● **Aim**: Copy out the data below, swapping every "crazy-dot" for "wild-dot" and leaving everything else untouched. Omit the pictures.
════════════════
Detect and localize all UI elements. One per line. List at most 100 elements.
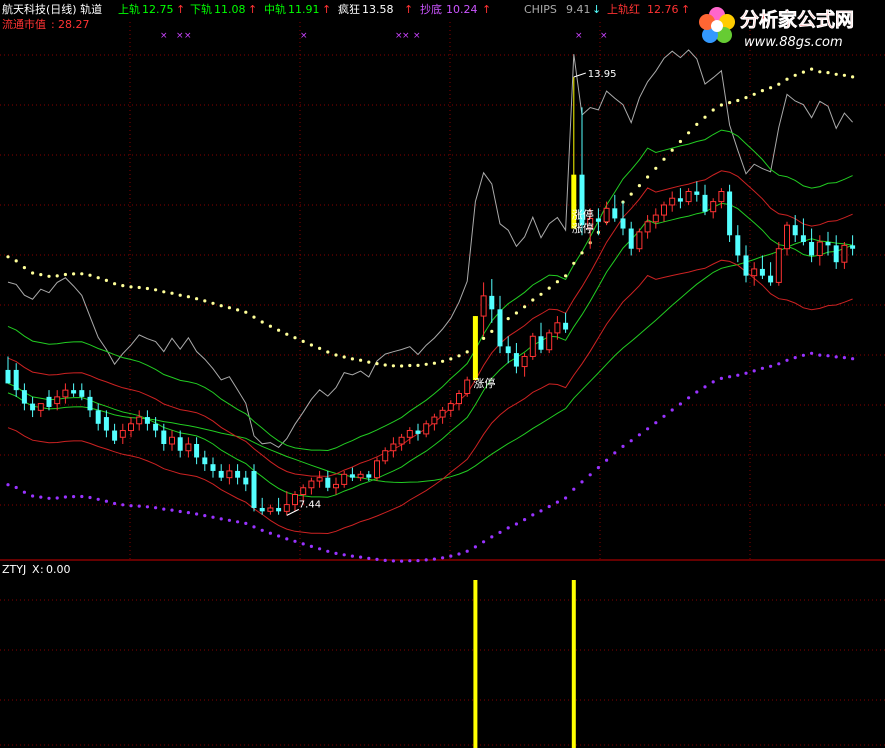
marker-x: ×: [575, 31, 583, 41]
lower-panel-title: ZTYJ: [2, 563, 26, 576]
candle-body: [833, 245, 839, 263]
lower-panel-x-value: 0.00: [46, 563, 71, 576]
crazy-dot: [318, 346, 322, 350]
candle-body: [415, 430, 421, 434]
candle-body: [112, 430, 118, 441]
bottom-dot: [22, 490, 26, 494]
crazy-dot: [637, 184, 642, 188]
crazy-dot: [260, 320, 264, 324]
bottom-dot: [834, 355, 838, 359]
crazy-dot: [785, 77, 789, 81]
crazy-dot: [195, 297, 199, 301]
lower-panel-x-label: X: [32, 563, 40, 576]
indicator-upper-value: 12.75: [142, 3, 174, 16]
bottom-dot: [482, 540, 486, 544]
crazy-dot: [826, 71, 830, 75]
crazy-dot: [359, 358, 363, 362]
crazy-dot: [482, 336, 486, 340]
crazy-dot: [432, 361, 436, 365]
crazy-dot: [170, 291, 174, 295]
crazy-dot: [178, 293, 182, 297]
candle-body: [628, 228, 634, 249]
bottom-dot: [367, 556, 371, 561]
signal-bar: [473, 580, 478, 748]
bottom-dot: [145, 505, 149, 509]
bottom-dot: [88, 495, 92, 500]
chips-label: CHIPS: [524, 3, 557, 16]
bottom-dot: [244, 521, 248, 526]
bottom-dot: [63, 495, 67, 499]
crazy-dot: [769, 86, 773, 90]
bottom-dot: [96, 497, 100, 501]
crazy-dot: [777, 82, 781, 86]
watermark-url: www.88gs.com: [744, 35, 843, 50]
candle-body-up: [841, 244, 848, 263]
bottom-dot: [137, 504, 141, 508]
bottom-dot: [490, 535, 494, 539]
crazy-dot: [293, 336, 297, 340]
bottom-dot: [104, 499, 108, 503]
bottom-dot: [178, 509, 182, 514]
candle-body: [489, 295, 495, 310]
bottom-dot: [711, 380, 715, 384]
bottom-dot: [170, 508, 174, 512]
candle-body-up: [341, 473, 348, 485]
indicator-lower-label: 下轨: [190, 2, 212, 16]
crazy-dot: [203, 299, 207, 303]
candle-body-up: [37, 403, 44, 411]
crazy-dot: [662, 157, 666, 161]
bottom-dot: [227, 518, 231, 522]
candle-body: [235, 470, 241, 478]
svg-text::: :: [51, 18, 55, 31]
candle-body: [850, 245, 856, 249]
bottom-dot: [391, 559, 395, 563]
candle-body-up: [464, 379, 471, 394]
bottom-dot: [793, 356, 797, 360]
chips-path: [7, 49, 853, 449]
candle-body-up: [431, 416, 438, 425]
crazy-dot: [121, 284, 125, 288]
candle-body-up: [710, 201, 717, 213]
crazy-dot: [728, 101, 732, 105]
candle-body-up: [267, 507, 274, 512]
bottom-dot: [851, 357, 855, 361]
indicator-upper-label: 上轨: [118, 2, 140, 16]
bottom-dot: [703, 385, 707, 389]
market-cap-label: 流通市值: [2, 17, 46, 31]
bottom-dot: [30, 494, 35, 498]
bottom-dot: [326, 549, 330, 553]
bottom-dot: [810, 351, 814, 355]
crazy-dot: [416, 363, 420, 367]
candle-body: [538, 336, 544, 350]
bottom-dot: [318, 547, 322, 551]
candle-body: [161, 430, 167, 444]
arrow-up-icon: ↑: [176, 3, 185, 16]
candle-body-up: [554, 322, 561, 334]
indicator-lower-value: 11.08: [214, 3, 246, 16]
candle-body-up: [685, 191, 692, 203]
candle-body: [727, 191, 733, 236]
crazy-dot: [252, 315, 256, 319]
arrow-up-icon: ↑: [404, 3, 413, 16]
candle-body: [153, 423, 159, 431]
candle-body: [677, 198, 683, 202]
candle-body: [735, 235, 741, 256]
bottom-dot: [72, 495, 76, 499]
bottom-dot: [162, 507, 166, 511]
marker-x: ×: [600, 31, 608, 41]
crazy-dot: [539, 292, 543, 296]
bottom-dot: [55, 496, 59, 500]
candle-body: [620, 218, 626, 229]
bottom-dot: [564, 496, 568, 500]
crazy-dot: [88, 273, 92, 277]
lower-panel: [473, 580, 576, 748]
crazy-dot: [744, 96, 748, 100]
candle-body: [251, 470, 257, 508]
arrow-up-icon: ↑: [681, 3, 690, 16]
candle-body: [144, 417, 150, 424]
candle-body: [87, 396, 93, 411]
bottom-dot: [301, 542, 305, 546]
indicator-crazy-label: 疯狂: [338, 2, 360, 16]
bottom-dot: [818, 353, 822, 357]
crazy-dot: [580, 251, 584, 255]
════════════════
● **Answer for the task**:
Detect and localize all UI elements. One per line. List at most 100 elements.
marker-x: ×: [575, 31, 583, 41]
lower-panel-title: ZTYJ: [2, 563, 26, 576]
candle-body: [833, 245, 839, 263]
lower-panel-x-value: 0.00: [46, 563, 71, 576]
wild-dot: [318, 346, 322, 350]
candle-body: [415, 430, 421, 434]
candle-body: [112, 430, 118, 441]
bottom-dot: [22, 490, 26, 494]
wild-dot: [637, 184, 642, 188]
wild-dot: [260, 320, 264, 324]
bottom-dot: [834, 355, 838, 359]
wild-dot: [785, 77, 789, 81]
wild-dot: [195, 297, 199, 301]
lower-panel-x-label: X: [32, 563, 40, 576]
indicator-upper-value: 12.75: [142, 3, 174, 16]
bottom-dot: [482, 540, 486, 544]
wild-dot: [826, 71, 830, 75]
wild-dot: [359, 358, 363, 362]
wild-dot: [482, 336, 486, 340]
wild-dot: [432, 361, 436, 365]
wild-dot: [170, 291, 174, 295]
wild-dot: [178, 293, 182, 297]
candle-body: [628, 228, 634, 249]
bottom-dot: [367, 556, 371, 561]
signal-bar: [473, 580, 478, 748]
bottom-dot: [145, 505, 149, 509]
bottom-dot: [88, 495, 92, 500]
chips-label: CHIPS: [524, 3, 557, 16]
bottom-dot: [244, 521, 248, 526]
bottom-dot: [63, 495, 67, 499]
wild-dot: [769, 86, 773, 90]
bottom-dot: [96, 497, 100, 501]
wild-dot: [777, 82, 781, 86]
watermark-url: www.88gs.com: [744, 35, 843, 50]
candle-body-up: [841, 244, 848, 263]
bottom-dot: [137, 504, 141, 508]
bottom-dot: [490, 535, 494, 539]
wild-dot: [293, 336, 297, 340]
bottom-dot: [104, 499, 108, 503]
bottom-dot: [178, 509, 182, 514]
candle-body: [489, 295, 495, 310]
bottom-dot: [711, 380, 715, 384]
bottom-dot: [170, 508, 174, 512]
candle-body-up: [341, 473, 348, 485]
indicator-lower-label: 下轨: [190, 2, 212, 16]
wild-dot: [203, 299, 207, 303]
candle-body-up: [37, 403, 44, 411]
wild-dot: [662, 157, 666, 161]
bottom-dot: [227, 518, 231, 522]
candle-body: [235, 470, 241, 478]
svg-text::: :: [51, 18, 55, 31]
candle-body: [850, 245, 856, 249]
bottom-dot: [391, 559, 395, 563]
candle-body-up: [464, 379, 471, 394]
bottom-dot: [793, 356, 797, 360]
chips-path: [7, 49, 853, 449]
candle-body-up: [431, 416, 438, 425]
wild-dot: [121, 284, 125, 288]
candle-body-up: [710, 201, 717, 213]
wild-dot: [728, 101, 732, 105]
candle-body-up: [267, 507, 274, 512]
bottom-dot: [851, 357, 855, 361]
indicator-upper-label: 上轨: [118, 2, 140, 16]
bottom-dot: [703, 385, 707, 389]
market-cap-label: 流通市值: [2, 17, 46, 31]
bottom-dot: [30, 494, 35, 498]
bottom-dot: [326, 549, 330, 553]
bottom-dot: [810, 351, 814, 355]
wild-dot: [416, 363, 420, 367]
candle-body: [538, 336, 544, 350]
bottom-dot: [318, 547, 322, 551]
candle-body: [161, 430, 167, 444]
arrow-up-icon: ↑: [176, 3, 185, 16]
candle-body-up: [554, 322, 561, 334]
indicator-lower-value: 11.08: [214, 3, 246, 16]
candle-body-up: [685, 191, 692, 203]
candle-body: [727, 191, 733, 236]
wild-dot: [252, 315, 256, 319]
arrow-up-icon: ↑: [404, 3, 413, 16]
candle-body: [153, 423, 159, 431]
candle-body: [677, 198, 683, 202]
candle-body: [735, 235, 741, 256]
bottom-dot: [72, 495, 76, 499]
bottom-dot: [162, 507, 166, 511]
marker-x: ×: [600, 31, 608, 41]
wild-dot: [539, 292, 543, 296]
bottom-dot: [55, 496, 59, 500]
candle-body: [620, 218, 626, 229]
bottom-dot: [564, 496, 568, 500]
wild-dot: [88, 273, 92, 277]
lower-panel: [473, 580, 576, 748]
wild-dot: [744, 96, 748, 100]
candle-body: [251, 470, 257, 508]
arrow-up-icon: ↑: [681, 3, 690, 16]
candle-body: [144, 417, 150, 424]
candle-body: [87, 396, 93, 411]
bottom-dot: [301, 542, 305, 546]
indicator-crazy-label: 疯狂: [338, 2, 360, 16]
bottom-dot: [818, 353, 822, 357]
wild-dot: [580, 251, 584, 255]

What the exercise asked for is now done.